## Selection
For the τ-delayed model applied to the Dirichlet simulation we observe a significant average underestimation of 0.15 dex. This is expected because the fixed form of the τ-delayed prior is not able to capture early episodes of star formation (e.g. Carnall et al. 2019; Lower et al. 2020). We also compute the fraction of the true total stellar mass formed before the median ti obtained with the τ-delayed model, according to the simulated Dirichlet SFH. We find a correlation between the residuals and this fraction, showing that the largest underestimations of total stellar mass for the τ-delayed model actually occur when there are episodes of star formation that contribute significantly to the mass, but are obscured by more moderate and recent bursts of star formation.
If instead we apply the model trained on complex SFHs (Dirichlet prior) to the simple τ-delayed simulation, the averaged offset is almost negligible (overestimation of 0.016 dex). However, there is significant scatter, and when we calculate the fraction of the total stellar mass (according to the Dirichlet fit of the SFHs) formed before the true ti that is fixed by the τ-delayed simulation, we find again a correlation with the offset, showing that in the cases of overestimation of the stellar mass the model predicts early episodes of star formation that are not present in the simulation.
In Fig. G.2 we randomly select four CSPs from the test sample, simulated in the first row with a Dirichlet prior on the SFHs and in the second with a τ-delayed prior. The first column corresponds to simulations with small fractions of the mass formed before (the derived or true) ti, while the second corresponds to large values of this fraction. We show the true SFH, the SFH derived with the median of the posterior samples for the parameters that determine the SFH, and with lower opacity SFHs derived from 20 samples of the posteriors. For the simulations with the Dirichlet prior, on the left, the τ-delayed model predicts a large episode of star formation to mimic the two different simulated bursts, leading to correct estimates of ti, but also correctly estimating the recent SFR and the total stellar mass formed. On the right, due to the intensity of the last simulated burst, the τ-delayed model completely ignores the first episode of star formation, leading to a loss of 83% of the total stellar mass. We also see from the SFHs derived from the posterior samples that the predicted SFHs are not flexible enough to account for the complex episodes, and the uncertainties are certainly underestimated.
In the second row, the simulation is performed with a τ-delayed prior. While in the left case, where τ is large and thus the SFH is extended, the Dirichlet model performs well and also obtains a recent SFR that is close to the true value, in the right case the Dirichlet model predicts previous episodes of star formation that are not realistic, leading to 69% of the mass predicted to form before the star formation actually starts. Nevertheless, in this case we observe that some of the SFHs drawn from the posterior samples are fully compatible with the simulation. This flexibility of the Dirichlet prior, perhaps excessive, allows us to marginalise through a complete set of behaviours, and in this case the large uncertainties in constraining the SFHs are present in the posterior distributions of all the parameters. This leads to broader posterior distributions, as already shown in Fig. C.1, which are more representative of the ignorance of the past SFHs of true galaxies. This effect is also found in the pixel-by-pixel analysis of true JWST galaxies. While for most galaxies the flexibility of the pixel-by-pixel analysis probably does not require complex SFHs at the pixel level, one pixel may represent several SSPs with non-trivial SFHs, especially at high redshift. Ultimately, we should look for physically motivated priors that match the burstiness and star formation scales of the real Universe. This approach, already explored in the works of Caplar & Tacchella (2019), Tacchella et al. (2020), Iyer et al. (2024), Wan et al. (2024), and Wang et al. (2025), for instance, is crucial to properly assess the estimation of stellar population parameters with well-calibrated uncertainties from photometry alone.

## Input records

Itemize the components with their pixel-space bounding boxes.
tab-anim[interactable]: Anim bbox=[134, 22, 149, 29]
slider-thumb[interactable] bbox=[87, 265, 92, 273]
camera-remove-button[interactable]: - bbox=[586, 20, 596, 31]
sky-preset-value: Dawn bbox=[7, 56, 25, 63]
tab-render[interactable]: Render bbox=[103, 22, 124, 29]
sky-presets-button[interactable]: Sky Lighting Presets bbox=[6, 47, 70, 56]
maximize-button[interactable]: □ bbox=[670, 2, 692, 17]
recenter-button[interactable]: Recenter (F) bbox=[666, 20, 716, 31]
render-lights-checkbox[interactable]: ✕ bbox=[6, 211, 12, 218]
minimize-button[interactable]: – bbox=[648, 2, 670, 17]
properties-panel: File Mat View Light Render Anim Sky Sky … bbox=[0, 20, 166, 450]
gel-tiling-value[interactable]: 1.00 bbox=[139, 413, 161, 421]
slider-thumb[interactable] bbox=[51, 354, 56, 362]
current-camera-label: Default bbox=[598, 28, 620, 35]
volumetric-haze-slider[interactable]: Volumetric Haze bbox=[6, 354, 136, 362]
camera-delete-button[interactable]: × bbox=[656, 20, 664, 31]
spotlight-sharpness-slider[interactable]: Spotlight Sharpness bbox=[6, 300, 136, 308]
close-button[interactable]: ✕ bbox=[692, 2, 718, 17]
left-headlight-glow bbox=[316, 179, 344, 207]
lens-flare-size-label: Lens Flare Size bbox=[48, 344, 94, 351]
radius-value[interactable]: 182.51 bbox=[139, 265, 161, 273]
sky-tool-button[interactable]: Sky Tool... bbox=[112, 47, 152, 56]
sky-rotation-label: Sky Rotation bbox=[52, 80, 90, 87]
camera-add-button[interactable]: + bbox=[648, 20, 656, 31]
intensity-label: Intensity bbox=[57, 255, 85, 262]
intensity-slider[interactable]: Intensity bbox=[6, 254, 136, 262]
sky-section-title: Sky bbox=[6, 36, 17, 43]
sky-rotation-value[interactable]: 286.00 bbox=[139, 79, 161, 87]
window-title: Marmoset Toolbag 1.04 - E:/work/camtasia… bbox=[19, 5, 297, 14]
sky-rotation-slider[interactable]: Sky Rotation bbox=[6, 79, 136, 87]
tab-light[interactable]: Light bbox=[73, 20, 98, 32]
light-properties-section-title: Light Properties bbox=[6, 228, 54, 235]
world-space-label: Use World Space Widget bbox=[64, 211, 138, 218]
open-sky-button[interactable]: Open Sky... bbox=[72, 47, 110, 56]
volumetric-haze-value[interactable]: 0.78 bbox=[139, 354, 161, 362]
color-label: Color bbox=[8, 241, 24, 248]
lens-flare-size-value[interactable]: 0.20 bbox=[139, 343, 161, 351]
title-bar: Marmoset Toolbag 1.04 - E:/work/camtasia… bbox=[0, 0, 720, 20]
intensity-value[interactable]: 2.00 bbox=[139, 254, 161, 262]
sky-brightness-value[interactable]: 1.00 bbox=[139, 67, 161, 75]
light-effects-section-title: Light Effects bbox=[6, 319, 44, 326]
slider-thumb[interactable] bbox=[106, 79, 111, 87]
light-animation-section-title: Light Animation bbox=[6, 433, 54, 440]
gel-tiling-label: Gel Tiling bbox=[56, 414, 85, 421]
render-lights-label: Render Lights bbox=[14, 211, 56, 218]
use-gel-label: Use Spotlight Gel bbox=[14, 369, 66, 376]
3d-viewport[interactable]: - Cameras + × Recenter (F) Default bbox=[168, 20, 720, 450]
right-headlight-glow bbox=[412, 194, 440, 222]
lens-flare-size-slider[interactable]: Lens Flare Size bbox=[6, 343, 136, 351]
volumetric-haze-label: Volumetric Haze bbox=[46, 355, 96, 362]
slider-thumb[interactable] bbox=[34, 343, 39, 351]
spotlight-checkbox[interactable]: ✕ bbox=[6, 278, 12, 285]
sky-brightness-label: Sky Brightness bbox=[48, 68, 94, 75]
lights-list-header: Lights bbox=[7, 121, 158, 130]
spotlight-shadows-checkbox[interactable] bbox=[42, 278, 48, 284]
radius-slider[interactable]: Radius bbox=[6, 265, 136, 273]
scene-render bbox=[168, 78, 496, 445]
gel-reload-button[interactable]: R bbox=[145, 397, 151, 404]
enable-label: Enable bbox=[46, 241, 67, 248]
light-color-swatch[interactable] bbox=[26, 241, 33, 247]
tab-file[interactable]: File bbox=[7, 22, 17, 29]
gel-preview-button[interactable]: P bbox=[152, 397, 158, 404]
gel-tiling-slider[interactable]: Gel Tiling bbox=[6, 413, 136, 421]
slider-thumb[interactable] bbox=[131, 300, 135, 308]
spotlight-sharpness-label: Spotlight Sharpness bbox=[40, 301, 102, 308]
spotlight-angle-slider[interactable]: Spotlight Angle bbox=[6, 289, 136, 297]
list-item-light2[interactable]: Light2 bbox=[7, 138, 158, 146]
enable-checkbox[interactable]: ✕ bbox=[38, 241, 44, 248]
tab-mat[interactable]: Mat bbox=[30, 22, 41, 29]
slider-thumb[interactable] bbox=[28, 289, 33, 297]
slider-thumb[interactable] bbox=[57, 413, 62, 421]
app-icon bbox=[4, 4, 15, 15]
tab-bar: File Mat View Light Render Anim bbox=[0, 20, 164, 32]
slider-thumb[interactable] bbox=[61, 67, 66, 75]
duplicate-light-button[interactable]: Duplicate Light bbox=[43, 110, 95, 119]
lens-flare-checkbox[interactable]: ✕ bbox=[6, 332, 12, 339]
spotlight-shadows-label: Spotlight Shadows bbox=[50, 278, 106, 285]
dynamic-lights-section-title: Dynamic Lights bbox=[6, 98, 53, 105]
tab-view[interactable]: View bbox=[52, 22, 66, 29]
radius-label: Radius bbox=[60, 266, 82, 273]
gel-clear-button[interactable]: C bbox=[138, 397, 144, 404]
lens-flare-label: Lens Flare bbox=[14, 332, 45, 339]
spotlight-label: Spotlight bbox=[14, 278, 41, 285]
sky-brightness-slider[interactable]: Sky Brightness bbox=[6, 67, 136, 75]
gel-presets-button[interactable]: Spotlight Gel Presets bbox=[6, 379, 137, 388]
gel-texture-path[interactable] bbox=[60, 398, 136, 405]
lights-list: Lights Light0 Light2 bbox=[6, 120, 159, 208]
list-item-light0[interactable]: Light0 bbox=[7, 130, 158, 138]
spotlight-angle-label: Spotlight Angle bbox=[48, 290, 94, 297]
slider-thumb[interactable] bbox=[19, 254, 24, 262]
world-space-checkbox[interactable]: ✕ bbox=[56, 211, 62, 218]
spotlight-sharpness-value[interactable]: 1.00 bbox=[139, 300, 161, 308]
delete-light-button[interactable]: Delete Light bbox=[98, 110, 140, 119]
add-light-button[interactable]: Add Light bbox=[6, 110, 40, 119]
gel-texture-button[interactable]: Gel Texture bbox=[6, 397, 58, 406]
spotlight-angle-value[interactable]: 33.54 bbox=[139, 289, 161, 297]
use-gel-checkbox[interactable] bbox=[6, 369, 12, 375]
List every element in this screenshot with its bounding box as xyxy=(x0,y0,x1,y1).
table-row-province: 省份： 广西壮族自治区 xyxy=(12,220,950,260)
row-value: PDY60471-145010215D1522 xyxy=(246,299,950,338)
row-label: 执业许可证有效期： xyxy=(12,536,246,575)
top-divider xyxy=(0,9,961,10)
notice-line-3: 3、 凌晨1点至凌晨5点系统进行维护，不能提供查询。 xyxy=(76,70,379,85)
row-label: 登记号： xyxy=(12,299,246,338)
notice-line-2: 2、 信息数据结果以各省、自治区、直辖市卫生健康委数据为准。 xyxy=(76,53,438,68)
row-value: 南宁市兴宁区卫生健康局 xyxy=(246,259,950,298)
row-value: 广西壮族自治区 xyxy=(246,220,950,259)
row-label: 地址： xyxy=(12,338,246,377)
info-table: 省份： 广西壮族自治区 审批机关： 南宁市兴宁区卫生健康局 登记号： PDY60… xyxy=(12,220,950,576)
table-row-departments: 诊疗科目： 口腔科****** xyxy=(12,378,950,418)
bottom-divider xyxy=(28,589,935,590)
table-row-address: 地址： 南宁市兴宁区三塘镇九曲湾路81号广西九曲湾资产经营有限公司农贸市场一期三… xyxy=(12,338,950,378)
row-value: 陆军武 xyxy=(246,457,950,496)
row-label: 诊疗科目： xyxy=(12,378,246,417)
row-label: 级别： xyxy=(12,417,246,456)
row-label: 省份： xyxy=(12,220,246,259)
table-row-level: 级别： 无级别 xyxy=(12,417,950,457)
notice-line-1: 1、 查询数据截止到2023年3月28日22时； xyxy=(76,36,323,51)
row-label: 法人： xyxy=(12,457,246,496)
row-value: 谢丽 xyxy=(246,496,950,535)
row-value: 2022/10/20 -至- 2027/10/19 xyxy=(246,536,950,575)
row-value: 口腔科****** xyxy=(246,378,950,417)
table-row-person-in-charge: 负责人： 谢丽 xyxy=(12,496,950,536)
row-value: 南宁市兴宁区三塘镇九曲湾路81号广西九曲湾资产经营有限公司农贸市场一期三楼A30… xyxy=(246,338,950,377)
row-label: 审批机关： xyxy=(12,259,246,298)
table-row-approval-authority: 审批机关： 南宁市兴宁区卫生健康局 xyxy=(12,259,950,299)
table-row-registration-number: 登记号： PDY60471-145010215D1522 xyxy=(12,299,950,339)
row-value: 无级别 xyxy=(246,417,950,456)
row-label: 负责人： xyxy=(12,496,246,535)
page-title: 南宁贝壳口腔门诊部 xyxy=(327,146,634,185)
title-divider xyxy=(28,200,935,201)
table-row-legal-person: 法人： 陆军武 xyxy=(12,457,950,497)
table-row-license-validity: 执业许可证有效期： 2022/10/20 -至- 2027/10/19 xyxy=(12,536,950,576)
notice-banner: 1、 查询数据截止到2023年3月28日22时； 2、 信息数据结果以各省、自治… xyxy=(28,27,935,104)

## Given instruction A
Answer these from the passage on star formation histories:
(i) What average underestimation is seen when the τ-delayed model is applied to the Dirichlet simulation?
(ii) What share of the total stellar mass is lost when the τ-delayed model ignores the first episode of star formation?
(iii) What percentage of the mass does the Dirichlet model predict to form before star formation actually starts?
## Given instruction B
Can you rewrite the rows from the start through the line with "radius-value[interactable]: 182.51 bbox=[139, 265, 161, 273]", putting "slider-knob" in place of "slider-thumb" and leaving everything else as it is?
The passage on star formation histories and the rows of interface components are unrelated material.

## Full solution A
(i) 0.15 dex
(ii) 83%
(iii) 69%

## Full solution B
Itemize the components with their pixel-space bounding boxes.
tab-anim[interactable]: Anim bbox=[134, 22, 149, 29]
slider-knob[interactable] bbox=[87, 265, 92, 273]
camera-remove-button[interactable]: - bbox=[586, 20, 596, 31]
sky-preset-value: Dawn bbox=[7, 56, 25, 63]
tab-render[interactable]: Render bbox=[103, 22, 124, 29]
sky-presets-button[interactable]: Sky Lighting Presets bbox=[6, 47, 70, 56]
maximize-button[interactable]: □ bbox=[670, 2, 692, 17]
recenter-button[interactable]: Recenter (F) bbox=[666, 20, 716, 31]
render-lights-checkbox[interactable]: ✕ bbox=[6, 211, 12, 218]
minimize-button[interactable]: – bbox=[648, 2, 670, 17]
properties-panel: File Mat View Light Render Anim Sky Sky … bbox=[0, 20, 166, 450]
gel-tiling-value[interactable]: 1.00 bbox=[139, 413, 161, 421]
slider-knob[interactable] bbox=[51, 354, 56, 362]
current-camera-label: Default bbox=[598, 28, 620, 35]
volumetric-haze-slider[interactable]: Volumetric Haze bbox=[6, 354, 136, 362]
camera-delete-button[interactable]: × bbox=[656, 20, 664, 31]
spotlight-sharpness-slider[interactable]: Spotlight Sharpness bbox=[6, 300, 136, 308]
close-button[interactable]: ✕ bbox=[692, 2, 718, 17]
left-headlight-glow bbox=[316, 179, 344, 207]
lens-flare-size-label: Lens Flare Size bbox=[48, 344, 94, 351]
radius-value[interactable]: 182.51 bbox=[139, 265, 161, 273]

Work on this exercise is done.